Exercise goal. Your task is to locate every line holding the string "this" and to copy each of them.
___ Records for the task ___
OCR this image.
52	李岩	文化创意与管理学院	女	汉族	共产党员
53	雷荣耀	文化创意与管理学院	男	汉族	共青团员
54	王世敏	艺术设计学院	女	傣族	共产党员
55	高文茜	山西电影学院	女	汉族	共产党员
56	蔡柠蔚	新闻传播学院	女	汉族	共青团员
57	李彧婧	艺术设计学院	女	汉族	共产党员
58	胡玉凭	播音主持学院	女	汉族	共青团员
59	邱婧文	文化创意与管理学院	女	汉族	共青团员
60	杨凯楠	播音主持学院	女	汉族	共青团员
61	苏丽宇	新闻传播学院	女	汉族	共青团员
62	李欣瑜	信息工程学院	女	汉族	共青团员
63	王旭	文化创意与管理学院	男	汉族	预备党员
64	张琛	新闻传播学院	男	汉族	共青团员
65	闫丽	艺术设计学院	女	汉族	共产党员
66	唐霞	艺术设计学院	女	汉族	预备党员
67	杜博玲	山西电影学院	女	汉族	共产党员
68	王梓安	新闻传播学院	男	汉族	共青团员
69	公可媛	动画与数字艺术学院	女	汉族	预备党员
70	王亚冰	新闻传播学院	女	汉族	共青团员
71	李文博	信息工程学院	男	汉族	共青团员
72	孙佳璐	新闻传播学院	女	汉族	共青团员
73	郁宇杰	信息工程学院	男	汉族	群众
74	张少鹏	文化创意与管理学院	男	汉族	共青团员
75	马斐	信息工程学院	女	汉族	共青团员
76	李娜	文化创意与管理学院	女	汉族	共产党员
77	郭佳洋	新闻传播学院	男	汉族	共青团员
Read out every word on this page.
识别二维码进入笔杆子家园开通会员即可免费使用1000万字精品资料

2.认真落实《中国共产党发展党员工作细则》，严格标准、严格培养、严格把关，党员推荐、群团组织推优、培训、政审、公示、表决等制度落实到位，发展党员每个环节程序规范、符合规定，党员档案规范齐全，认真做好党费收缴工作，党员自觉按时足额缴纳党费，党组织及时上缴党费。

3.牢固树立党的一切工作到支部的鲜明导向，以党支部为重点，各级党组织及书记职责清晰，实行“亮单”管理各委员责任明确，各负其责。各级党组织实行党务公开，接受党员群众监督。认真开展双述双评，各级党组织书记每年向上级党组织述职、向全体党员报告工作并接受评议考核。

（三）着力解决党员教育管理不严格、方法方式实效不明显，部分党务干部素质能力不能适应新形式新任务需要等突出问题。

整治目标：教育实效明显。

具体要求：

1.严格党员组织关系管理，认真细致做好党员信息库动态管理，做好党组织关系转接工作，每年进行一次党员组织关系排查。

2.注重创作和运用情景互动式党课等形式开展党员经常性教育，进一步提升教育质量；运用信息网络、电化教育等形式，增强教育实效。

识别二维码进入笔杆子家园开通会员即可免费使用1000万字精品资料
___
Task result.
OCR this image.
Read out every word on this page.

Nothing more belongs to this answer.